# WRITTEN REQUEST
Spot each line in the records below where the word "transform" occurs, then copy it.

[Some records]
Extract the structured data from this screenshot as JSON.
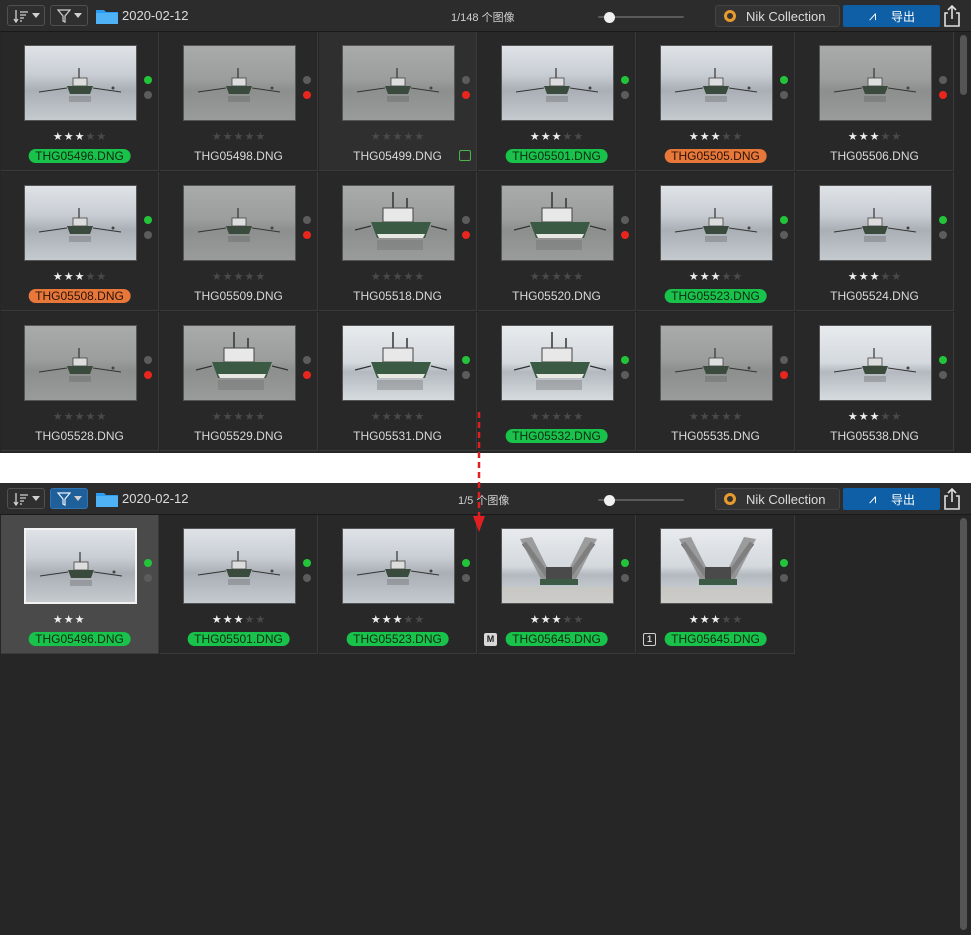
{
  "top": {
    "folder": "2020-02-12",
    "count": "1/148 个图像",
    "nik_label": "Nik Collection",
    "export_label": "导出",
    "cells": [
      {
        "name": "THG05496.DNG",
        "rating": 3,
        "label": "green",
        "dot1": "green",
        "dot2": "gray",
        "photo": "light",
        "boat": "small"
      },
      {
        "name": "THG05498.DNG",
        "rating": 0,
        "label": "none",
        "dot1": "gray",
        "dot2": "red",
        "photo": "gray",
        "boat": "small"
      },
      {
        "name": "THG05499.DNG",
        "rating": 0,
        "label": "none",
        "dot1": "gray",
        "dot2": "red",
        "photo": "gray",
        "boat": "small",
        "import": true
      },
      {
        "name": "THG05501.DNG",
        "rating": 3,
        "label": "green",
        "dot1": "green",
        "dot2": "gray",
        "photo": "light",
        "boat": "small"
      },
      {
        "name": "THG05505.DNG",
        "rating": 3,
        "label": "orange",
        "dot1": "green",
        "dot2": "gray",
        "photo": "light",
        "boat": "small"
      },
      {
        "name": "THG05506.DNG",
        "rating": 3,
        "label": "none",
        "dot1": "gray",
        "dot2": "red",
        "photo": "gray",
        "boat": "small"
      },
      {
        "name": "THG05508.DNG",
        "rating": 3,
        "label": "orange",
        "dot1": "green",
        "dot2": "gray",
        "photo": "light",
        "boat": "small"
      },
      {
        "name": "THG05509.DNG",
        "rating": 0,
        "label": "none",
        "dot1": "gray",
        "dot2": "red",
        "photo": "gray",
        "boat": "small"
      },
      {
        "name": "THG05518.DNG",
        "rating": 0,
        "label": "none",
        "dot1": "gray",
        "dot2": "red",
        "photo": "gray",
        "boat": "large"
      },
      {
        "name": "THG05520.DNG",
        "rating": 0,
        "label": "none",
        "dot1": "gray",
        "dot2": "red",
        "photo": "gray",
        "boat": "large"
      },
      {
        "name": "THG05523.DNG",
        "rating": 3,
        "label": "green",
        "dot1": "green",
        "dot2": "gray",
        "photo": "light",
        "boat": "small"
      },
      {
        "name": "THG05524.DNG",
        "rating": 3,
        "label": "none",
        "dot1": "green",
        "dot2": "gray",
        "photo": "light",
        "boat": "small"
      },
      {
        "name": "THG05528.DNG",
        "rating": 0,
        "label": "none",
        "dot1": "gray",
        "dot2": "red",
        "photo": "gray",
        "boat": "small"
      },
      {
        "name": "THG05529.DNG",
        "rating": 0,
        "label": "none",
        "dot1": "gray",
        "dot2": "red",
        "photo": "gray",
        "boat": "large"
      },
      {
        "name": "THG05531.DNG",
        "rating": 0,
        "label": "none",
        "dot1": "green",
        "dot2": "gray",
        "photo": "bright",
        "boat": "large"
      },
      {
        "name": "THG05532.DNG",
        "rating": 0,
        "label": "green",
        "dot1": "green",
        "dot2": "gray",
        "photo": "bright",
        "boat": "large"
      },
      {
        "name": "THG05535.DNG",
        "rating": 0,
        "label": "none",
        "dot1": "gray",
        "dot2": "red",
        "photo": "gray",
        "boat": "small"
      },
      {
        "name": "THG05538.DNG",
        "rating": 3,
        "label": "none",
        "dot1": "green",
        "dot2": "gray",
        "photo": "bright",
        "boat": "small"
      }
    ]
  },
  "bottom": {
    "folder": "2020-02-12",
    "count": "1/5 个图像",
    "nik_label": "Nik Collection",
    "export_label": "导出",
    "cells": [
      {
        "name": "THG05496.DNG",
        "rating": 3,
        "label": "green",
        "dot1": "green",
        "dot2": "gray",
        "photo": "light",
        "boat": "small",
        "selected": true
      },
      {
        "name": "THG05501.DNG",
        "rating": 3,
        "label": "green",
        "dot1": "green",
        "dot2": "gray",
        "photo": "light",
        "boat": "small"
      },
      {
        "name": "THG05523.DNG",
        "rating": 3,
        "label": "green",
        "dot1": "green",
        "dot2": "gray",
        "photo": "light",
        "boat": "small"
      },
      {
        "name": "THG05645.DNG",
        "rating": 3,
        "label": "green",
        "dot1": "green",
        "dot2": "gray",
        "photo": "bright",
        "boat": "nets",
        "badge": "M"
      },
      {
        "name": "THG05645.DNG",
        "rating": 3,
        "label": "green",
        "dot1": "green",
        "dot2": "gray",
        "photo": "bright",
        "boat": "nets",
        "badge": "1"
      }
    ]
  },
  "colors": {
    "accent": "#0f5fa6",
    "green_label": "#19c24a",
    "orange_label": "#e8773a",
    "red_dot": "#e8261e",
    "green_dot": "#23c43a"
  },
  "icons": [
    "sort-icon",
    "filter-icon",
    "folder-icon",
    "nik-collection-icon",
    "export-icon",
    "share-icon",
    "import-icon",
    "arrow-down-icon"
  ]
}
* * *
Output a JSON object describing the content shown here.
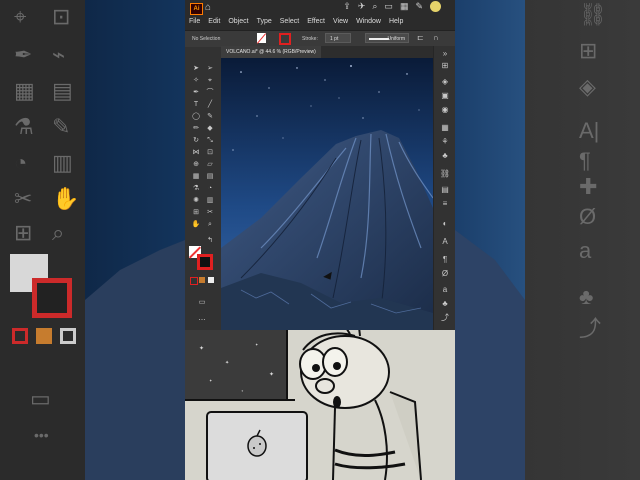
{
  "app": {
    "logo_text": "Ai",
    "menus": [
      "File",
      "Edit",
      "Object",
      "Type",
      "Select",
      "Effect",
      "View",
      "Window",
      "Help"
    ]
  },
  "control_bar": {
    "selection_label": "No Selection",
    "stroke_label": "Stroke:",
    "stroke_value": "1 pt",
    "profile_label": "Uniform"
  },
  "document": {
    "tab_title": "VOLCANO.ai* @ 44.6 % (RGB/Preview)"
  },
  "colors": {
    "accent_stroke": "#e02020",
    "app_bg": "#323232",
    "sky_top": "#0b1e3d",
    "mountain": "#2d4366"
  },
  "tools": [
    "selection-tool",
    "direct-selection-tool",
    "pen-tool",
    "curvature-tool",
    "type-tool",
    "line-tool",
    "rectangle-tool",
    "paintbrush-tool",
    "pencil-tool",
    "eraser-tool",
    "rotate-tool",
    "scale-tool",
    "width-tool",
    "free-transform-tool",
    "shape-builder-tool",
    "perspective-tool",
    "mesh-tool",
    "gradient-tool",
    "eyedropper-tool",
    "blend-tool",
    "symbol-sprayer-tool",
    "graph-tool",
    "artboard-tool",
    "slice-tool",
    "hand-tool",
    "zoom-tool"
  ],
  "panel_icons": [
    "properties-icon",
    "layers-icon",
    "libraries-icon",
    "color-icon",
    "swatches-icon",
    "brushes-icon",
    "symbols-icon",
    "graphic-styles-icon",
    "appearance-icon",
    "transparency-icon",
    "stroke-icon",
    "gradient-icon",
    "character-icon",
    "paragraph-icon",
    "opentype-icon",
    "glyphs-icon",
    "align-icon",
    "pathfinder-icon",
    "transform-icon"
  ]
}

# REPLY TO THE TASK
    "free-transform-tool",
    "transform-icon"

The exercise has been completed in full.